Report, as a bare number, how many lines contain the string "JSON".

(Records)
^^^^^^^^^^^^^^^^

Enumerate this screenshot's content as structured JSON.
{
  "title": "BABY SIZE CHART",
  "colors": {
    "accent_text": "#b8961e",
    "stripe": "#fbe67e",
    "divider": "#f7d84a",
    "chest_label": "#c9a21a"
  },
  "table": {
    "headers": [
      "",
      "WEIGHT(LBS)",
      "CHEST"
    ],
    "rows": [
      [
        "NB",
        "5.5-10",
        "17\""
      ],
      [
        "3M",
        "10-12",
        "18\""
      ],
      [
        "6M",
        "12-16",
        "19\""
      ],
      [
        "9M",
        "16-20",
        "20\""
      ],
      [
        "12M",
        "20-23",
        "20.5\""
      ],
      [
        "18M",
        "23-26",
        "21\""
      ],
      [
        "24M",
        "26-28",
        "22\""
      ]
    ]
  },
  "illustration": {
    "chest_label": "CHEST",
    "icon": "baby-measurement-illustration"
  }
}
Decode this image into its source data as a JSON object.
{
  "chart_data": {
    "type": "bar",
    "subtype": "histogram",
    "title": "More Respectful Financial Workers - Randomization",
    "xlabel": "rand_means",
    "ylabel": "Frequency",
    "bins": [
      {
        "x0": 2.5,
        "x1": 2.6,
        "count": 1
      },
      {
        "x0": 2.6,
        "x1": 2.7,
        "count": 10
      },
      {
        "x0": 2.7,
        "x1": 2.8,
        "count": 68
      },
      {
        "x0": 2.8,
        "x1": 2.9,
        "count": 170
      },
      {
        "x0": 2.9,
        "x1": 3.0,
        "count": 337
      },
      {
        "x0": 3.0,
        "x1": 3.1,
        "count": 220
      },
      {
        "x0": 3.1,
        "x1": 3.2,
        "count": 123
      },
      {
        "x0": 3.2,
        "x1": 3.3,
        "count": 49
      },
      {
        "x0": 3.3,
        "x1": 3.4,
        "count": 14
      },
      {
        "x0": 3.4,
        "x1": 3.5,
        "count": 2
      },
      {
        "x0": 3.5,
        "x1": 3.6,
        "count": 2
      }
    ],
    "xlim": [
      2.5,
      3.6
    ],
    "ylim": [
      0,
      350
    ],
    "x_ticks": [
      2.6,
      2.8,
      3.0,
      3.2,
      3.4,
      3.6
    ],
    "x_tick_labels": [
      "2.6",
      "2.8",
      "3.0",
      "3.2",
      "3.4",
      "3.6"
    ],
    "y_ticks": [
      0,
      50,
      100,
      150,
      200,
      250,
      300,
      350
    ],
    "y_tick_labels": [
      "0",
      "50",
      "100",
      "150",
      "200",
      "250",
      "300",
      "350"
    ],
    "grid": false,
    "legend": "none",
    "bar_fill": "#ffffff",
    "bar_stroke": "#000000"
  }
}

^^^^^^^^^^^^^^^^

Answer for the task => 2